═════ EXERCISE INPUTS

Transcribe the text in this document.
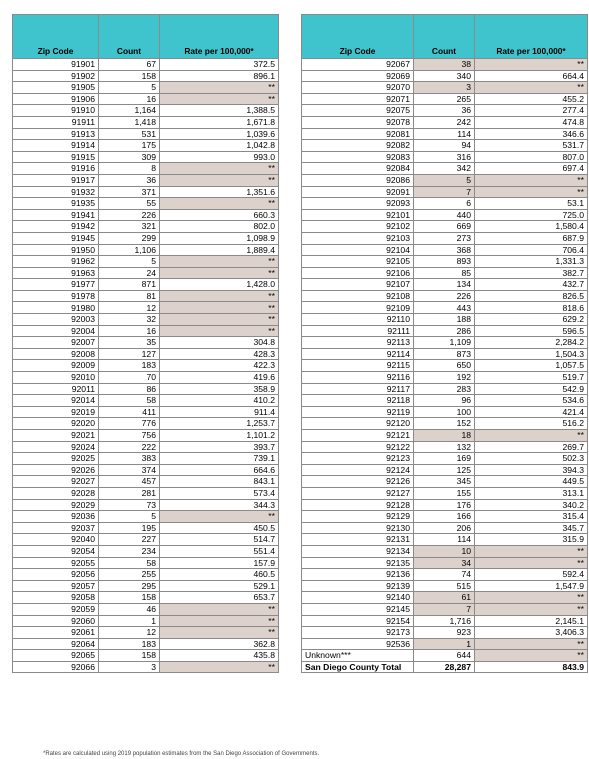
Zip Code	Count	Rate per 100,000*
91901	67	372.5
91902	158	896.1
91905	5	**
91906	16	**
91910	1,164	1,388.5
91911	1,418	1,671.8
91913	531	1,039.6
91914	175	1,042.8
91915	309	993.0
91916	8	**
91917	36	**
91932	371	1,351.6
91935	55	**
91941	226	660.3
91942	321	802.0
91945	299	1,098.9
91950	1,106	1,889.4
91962	5	**
91963	24	**
91977	871	1,428.0
91978	81	**
91980	12	**
92003	32	**
92004	16	**
92007	35	304.8
92008	127	428.3
92009	183	422.3
92010	70	419.6
92011	86	358.9
92014	58	410.2
92019	411	911.4
92020	776	1,253.7
92021	756	1,101.2
92024	222	393.7
92025	383	739.1
92026	374	664.6
92027	457	843.1
92028	281	573.4
92029	73	344.3
92036	5	**
92037	195	450.5
92040	227	514.7
92054	234	551.4
92055	58	157.9
92056	255	460.5
92057	295	529.1
92058	158	653.7
92059	46	**
92060	1	**
92061	12	**
92064	183	362.8
92065	158	435.8
92066	3	**
Zip Code	Count	Rate per 100,000*
92067	38	**
92069	340	664.4
92070	3	**
92071	265	455.2
92075	36	277.4
92078	242	474.8
92081	114	346.6
92082	94	531.7
92083	316	807.0
92084	342	697.4
92086	5	**
92091	7	**
92093	6	53.1
92101	440	725.0
92102	669	1,580.4
92103	273	687.9
92104	368	706.4
92105	893	1,331.3
92106	85	382.7
92107	134	432.7
92108	226	826.5
92109	443	818.6
92110	188	629.2
92111	286	596.5
92113	1,109	2,284.2
92114	873	1,504.3
92115	650	1,057.5
92116	192	519.7
92117	283	542.9
92118	96	534.6
92119	100	421.4
92120	152	516.2
92121	18	**
92122	132	269.7
92123	169	502.3
92124	125	394.3
92126	345	449.5
92127	155	313.1
92128	176	340.2
92129	166	315.4
92130	206	345.7
92131	114	315.9
92134	10	**
92135	34	**
92136	74	592.4
92139	515	1,547.9
92140	61	**
92145	7	**
92154	1,716	2,145.1
92173	923	3,406.3
92536	1	**
Unknown***	644	**
San Diego County Total	28,287	843.9
*Rates are calculated using 2019 population estimates from the San Diego Association of Governments.
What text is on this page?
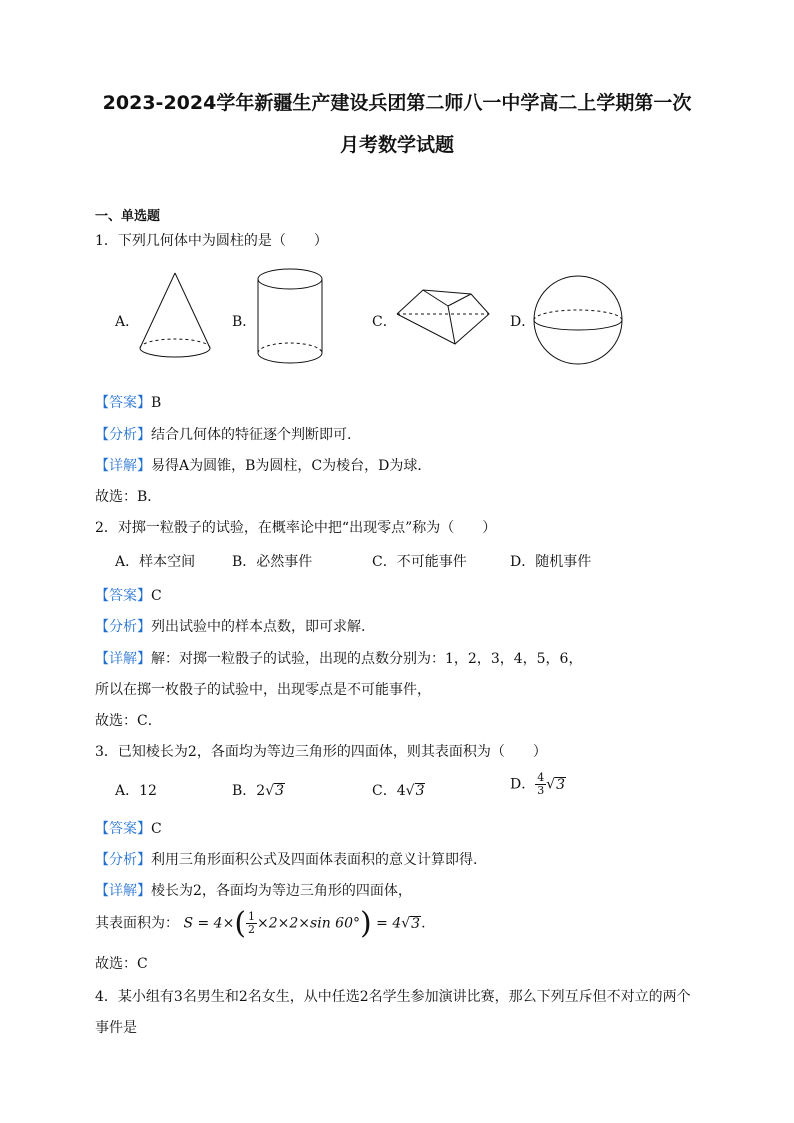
2023-2024学年新疆生产建设兵团第二师八一中学高二上学期第一次
月考数学试题
一、单选题
1．下列几何体中为圆柱的是（　　）
A．	B．	C．	D．
【答案】B
【分析】结合几何体的特征逐个判断即可.
【详解】易得A为圆锥，B为圆柱，C为棱台，D为球．
故选：B．
2．对掷一粒骰子的试验，在概率论中把“出现零点”称为（　　）
A．样本空间	B．必然事件	C．不可能事件	D．随机事件
【答案】C
【分析】列出试验中的样本点数，即可求解.
【详解】解：对掷一粒骰子的试验，出现的点数分别为：1，2，3，4，5，6，
所以在掷一枚骰子的试验中，出现零点是不可能事件，
故选：C．
3．已知棱长为2，各面均为等边三角形的四面体，则其表面积为（　　）
A．12	B．2√3	C．4√3	D． $\frac{4}{3} √3$
【答案】C
【分析】利用三角形面积公式及四面体表面积的意义计算即得.
【详解】棱长为2，各面均为等边三角形的四面体，
其表面积为： $S = 4\times( \frac{1}{2} \times 2\times 2\times\sin$ 60°) = 4√3.
故选：C
4．某小组有3名男生和2名女生，从中任选2名学生参加演讲比赛，那么下列互斥但不对立的两个
事件是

══════════

THE TASK: Print, exactly and only, the lines running from the line with "What text is on this page?" through the last line of the data, including both. Skip any picture.

REPLY:
What text is on this page?
2023-2024学年新疆生产建设兵团第二师八一中学高二上学期第一次
月考数学试题
一、单选题
1．下列几何体中为圆柱的是（　　）
A．	B．	C．	D．
【答案】B
【分析】结合几何体的特征逐个判断即可.
【详解】易得A为圆锥，B为圆柱，C为棱台，D为球．
故选：B．
2．对掷一粒骰子的试验，在概率论中把“出现零点”称为（　　）
A．样本空间	B．必然事件	C．不可能事件	D．随机事件
【答案】C
【分析】列出试验中的样本点数，即可求解.
【详解】解：对掷一粒骰子的试验，出现的点数分别为：1，2，3，4，5，6，
所以在掷一枚骰子的试验中，出现零点是不可能事件，
故选：C．
3．已知棱长为2，各面均为等边三角形的四面体，则其表面积为（　　）
A．12	B．2√3	C．4√3	D． $\frac{4}{3} √3$
【答案】C
【分析】利用三角形面积公式及四面体表面积的意义计算即得.
【详解】棱长为2，各面均为等边三角形的四面体，
其表面积为： $S = 4\times( \frac{1}{2} \times 2\times 2\times\sin$ 60°) = 4√3.
故选：C
4．某小组有3名男生和2名女生，从中任选2名学生参加演讲比赛，那么下列互斥但不对立的两个
事件是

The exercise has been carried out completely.